## [Text under study]
In my dialect, also, Peter. And I had a similar reaction to Kurk's noting Rom. 10:18 which sounds better to me than the first instance of "hearing" in 10:17.
I *suspect* that there is an interplay with discourse matters here, where if a referent is already established in the discourse, ellision of an object of hearing becomes (more) acceptable.
Thanks to each of you, Peter, Kurk, and Michael, for wrestling over these issues with me.
Iron still sharpens iron!
It *is* interesting that the biggest newspaper in Alaska has not endorsed their native daughter and her running mate. I had not heard that (!) until I got an email message from a friend an hour or so ago, and then your used of that info in your comment.
Thanks, Wayne. I chose that example by looking on the Americas page of the BBC website for a specific piece of news which might be of interest.
ReplyDeleteWayne wrote: "Without data that disproves my claim, I continue to claim ..."

Dataset records:
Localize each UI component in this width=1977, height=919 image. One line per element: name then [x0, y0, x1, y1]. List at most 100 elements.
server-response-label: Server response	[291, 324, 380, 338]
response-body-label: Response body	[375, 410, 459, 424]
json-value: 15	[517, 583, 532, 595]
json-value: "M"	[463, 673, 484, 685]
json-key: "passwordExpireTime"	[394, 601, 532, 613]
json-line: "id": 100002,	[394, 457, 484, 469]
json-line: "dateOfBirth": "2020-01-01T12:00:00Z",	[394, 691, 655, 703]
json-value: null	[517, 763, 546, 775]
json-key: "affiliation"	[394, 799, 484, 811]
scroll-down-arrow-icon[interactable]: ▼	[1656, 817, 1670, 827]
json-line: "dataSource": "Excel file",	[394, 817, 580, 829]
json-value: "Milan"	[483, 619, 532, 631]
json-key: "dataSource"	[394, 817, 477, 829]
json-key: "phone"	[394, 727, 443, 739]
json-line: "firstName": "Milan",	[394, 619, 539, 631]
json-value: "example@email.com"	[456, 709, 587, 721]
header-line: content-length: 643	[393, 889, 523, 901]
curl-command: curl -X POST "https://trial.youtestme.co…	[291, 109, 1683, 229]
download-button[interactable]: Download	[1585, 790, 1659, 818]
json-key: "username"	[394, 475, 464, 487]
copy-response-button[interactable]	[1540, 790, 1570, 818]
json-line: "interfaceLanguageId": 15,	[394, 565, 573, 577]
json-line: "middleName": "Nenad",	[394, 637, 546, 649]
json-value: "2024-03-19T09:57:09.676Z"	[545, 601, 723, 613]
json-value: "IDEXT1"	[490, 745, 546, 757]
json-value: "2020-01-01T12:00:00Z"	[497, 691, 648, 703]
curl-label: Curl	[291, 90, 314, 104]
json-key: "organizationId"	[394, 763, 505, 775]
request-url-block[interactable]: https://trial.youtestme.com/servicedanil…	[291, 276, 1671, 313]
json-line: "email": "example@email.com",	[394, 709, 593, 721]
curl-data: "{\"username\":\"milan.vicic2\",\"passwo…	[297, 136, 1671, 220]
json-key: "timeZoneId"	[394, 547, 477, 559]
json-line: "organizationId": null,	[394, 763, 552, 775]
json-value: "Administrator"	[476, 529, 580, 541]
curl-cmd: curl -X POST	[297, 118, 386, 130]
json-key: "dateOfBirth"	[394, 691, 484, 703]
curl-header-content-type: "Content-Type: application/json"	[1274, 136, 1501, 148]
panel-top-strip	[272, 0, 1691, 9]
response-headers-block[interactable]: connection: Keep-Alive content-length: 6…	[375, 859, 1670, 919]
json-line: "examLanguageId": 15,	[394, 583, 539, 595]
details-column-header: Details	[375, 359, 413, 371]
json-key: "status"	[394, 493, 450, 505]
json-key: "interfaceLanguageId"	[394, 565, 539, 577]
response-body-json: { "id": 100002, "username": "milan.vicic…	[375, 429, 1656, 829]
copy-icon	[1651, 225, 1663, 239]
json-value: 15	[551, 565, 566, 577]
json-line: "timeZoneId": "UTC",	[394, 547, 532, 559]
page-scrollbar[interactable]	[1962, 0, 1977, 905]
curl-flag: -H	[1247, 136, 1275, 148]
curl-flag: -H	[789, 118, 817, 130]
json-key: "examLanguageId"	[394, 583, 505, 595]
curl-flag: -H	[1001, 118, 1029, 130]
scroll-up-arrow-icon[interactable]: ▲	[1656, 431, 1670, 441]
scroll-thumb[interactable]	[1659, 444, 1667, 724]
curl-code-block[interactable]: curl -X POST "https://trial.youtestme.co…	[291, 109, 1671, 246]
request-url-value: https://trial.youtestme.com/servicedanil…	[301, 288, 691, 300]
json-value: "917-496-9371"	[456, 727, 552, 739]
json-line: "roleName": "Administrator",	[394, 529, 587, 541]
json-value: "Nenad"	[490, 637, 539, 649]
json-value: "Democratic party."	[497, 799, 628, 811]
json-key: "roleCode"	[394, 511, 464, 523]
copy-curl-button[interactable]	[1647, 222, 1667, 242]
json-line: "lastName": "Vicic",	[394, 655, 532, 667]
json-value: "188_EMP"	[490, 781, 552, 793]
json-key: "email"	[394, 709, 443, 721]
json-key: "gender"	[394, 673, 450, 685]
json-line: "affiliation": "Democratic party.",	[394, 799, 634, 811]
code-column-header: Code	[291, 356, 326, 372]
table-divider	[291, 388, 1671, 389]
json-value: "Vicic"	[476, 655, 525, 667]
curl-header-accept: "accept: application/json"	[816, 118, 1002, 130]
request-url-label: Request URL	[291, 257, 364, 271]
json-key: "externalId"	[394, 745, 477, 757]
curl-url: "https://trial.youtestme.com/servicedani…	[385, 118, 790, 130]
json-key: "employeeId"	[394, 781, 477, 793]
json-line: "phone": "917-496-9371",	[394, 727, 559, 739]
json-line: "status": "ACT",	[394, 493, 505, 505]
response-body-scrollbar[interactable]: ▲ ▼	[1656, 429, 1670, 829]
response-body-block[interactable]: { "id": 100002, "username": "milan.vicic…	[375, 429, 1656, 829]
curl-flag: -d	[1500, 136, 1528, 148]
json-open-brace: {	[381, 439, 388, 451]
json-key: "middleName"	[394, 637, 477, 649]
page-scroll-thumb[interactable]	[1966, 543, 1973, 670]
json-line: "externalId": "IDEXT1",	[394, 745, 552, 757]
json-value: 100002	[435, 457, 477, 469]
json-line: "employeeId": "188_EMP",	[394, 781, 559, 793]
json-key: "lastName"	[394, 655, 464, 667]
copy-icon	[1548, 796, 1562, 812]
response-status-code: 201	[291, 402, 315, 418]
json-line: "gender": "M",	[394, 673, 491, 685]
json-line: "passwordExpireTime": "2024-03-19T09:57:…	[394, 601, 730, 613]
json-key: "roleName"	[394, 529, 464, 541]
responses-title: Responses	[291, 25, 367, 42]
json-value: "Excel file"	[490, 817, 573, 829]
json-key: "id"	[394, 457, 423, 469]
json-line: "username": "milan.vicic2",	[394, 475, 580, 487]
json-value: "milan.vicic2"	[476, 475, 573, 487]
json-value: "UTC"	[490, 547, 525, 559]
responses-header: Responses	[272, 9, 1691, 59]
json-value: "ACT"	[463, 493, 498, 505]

## [Action item A]
In the comment thread, replace "newspaper" with "daily" and give the passage starting with "Thanks to each" and going on through "in your comment.".
## [Action item B]
According to the comment thread, where did the writer replying to Wayne look to choose the example?
These records were drawn from a different source than the comment thread.

## [Reply A]
Thanks to each of you, Peter, Kurk, and Michael, for wrestling over these issues with me.
Iron still sharpens iron!
It *is* interesting that the biggest daily in Alaska has not endorsed their native daughter and her running mate. I had not heard that (!) until I got an email message from a friend an hour or so ago, and then your used of that info in your comment.

## [Reply B]
On the Americas page of the BBC website.